--- START ---

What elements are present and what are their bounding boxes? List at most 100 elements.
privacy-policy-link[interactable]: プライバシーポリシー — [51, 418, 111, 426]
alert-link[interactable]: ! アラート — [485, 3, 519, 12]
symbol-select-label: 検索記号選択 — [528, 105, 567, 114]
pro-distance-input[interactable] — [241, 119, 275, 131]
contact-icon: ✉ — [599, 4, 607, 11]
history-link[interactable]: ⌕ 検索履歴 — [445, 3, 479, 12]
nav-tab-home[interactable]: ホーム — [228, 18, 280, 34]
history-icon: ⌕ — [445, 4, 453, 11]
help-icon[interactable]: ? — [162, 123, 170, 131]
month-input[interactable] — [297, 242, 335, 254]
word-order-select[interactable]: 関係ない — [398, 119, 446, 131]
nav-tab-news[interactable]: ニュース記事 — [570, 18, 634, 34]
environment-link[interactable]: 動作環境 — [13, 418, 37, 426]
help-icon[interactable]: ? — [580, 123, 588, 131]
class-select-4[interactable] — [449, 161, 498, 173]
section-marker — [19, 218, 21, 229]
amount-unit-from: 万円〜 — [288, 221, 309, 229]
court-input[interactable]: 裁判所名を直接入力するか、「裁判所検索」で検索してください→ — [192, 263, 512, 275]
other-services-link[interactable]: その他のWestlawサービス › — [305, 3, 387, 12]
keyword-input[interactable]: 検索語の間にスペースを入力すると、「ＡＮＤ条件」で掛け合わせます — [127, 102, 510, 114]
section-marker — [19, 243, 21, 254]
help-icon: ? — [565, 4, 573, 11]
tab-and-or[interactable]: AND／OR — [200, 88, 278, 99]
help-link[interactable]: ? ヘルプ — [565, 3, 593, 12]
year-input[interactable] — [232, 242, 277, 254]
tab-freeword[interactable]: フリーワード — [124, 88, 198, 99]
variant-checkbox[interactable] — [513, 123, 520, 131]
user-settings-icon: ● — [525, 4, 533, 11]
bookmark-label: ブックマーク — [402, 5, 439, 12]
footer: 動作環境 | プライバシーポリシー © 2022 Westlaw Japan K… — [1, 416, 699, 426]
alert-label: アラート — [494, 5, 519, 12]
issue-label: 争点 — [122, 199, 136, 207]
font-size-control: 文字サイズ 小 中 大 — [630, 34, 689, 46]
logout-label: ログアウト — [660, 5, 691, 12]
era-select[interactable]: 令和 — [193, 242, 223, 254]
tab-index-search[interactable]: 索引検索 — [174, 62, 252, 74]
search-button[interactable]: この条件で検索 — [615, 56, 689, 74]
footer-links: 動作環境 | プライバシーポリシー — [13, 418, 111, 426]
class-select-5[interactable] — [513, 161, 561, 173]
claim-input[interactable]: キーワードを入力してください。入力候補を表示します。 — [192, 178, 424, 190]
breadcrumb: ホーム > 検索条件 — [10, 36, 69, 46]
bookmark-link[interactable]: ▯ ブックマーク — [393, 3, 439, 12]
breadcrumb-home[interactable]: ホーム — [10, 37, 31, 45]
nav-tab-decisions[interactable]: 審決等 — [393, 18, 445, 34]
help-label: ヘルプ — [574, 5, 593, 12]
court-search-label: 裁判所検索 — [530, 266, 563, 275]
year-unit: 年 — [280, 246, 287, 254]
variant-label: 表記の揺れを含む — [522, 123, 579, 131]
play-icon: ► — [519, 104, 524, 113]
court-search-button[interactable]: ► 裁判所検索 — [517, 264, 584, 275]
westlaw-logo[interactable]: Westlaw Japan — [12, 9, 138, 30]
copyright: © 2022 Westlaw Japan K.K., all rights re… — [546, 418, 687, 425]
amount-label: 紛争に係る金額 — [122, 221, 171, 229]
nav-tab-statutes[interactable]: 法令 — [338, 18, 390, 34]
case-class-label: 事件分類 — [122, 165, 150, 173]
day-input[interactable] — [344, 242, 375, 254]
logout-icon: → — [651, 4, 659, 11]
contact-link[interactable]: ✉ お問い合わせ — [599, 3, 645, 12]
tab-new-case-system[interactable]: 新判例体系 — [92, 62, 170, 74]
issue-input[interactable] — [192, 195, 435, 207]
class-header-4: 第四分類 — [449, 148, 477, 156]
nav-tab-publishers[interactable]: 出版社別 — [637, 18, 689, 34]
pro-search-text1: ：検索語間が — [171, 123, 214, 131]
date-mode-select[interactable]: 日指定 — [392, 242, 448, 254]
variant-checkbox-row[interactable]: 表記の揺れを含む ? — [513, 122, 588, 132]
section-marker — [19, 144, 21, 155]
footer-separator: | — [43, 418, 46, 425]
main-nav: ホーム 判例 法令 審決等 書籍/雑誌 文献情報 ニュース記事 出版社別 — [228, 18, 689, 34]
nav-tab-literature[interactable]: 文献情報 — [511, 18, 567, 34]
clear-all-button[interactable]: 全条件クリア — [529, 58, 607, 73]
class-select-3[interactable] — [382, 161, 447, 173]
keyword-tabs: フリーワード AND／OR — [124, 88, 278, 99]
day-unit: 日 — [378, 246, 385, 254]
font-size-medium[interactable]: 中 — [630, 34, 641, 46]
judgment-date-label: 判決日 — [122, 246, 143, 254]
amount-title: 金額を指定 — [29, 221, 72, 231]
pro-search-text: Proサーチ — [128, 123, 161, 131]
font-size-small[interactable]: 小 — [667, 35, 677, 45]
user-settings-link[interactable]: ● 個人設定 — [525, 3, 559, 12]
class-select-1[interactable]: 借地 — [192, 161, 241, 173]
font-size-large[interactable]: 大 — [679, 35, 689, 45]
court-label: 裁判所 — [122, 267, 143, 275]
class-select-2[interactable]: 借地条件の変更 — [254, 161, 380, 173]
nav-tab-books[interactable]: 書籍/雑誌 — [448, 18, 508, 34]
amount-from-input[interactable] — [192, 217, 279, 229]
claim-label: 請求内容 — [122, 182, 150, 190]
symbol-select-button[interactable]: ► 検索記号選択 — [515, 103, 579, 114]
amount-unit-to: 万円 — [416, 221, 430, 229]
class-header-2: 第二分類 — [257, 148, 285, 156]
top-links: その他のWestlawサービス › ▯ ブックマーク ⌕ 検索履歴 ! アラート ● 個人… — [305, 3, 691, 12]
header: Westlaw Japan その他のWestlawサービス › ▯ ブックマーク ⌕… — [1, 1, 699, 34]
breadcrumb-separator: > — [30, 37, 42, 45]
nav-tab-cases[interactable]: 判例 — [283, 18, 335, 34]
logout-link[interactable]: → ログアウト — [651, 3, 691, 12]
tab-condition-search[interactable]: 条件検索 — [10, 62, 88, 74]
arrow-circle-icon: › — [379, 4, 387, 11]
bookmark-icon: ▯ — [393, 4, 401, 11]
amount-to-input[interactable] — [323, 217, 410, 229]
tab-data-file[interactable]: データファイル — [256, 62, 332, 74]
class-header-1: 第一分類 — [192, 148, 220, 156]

--- END ---

Written request. Rewrite the material above as a numbered list, from its first line through the line containing "breadcrumb: ホーム > 検索条件 — [10, 36, 69, 46]", and leave out any blank lines.

Reply to the task.
1. What elements are present and what are their bounding boxes? List at most 100 elements.
2. privacy-policy-link[interactable]: プライバシーポリシー — [51, 418, 111, 426]
3. alert-link[interactable]: ! アラート — [485, 3, 519, 12]
4. symbol-select-label: 検索記号選択 — [528, 105, 567, 114]
5. pro-distance-input[interactable] — [241, 119, 275, 131]
6. contact-icon: ✉ — [599, 4, 607, 11]
7. history-link[interactable]: ⌕ 検索履歴 — [445, 3, 479, 12]
8. nav-tab-home[interactable]: ホーム — [228, 18, 280, 34]
9. history-icon: ⌕ — [445, 4, 453, 11]
10. help-icon[interactable]: ? — [162, 123, 170, 131]
11. month-input[interactable] — [297, 242, 335, 254]
12. word-order-select[interactable]: 関係ない — [398, 119, 446, 131]
13. nav-tab-news[interactable]: ニュース記事 — [570, 18, 634, 34]
14. environment-link[interactable]: 動作環境 — [13, 418, 37, 426]
15. help-icon[interactable]: ? — [580, 123, 588, 131]
16. class-select-4[interactable] — [449, 161, 498, 173]
17. section-marker — [19, 218, 21, 229]
18. amount-unit-from: 万円〜 — [288, 221, 309, 229]
19. court-input[interactable]: 裁判所名を直接入力するか、「裁判所検索」で検索してください→ — [192, 263, 512, 275]
20. other-services-link[interactable]: その他のWestlawサービス › — [305, 3, 387, 12]
21. keyword-input[interactable]: 検索語の間にスペースを入力すると、「ＡＮＤ条件」で掛け合わせます — [127, 102, 510, 114]
22. section-marker — [19, 243, 21, 254]
23. help-icon: ? — [565, 4, 573, 11]
24. tab-and-or[interactable]: AND／OR — [200, 88, 278, 99]
25. help-link[interactable]: ? ヘルプ — [565, 3, 593, 12]
26. year-input[interactable] — [232, 242, 277, 254]
27. tab-freeword[interactable]: フリーワード — [124, 88, 198, 99]
28. variant-checkbox[interactable] — [513, 123, 520, 131]
29. user-settings-icon: ● — [525, 4, 533, 11]
30. bookmark-label: ブックマーク — [402, 5, 439, 12]
31. footer: 動作環境 | プライバシーポリシー © 2022 Westlaw Japan K… — [1, 416, 699, 426]
32. alert-label: アラート — [494, 5, 519, 12]
33. issue-label: 争点 — [122, 199, 136, 207]
34. font-size-control: 文字サイズ 小 中 大 — [630, 34, 689, 46]
35. logout-label: ログアウト — [660, 5, 691, 12]
36. era-select[interactable]: 令和 — [193, 242, 223, 254]
37. tab-index-search[interactable]: 索引検索 — [174, 62, 252, 74]
38. search-button[interactable]: この条件で検索 — [615, 56, 689, 74]
39. footer-links: 動作環境 | プライバシーポリシー — [13, 418, 111, 426]
40. class-select-5[interactable] — [513, 161, 561, 173]
41. claim-input[interactable]: キーワードを入力してください。入力候補を表示します。 — [192, 178, 424, 190]
42. breadcrumb: ホーム > 検索条件 — [10, 36, 69, 46]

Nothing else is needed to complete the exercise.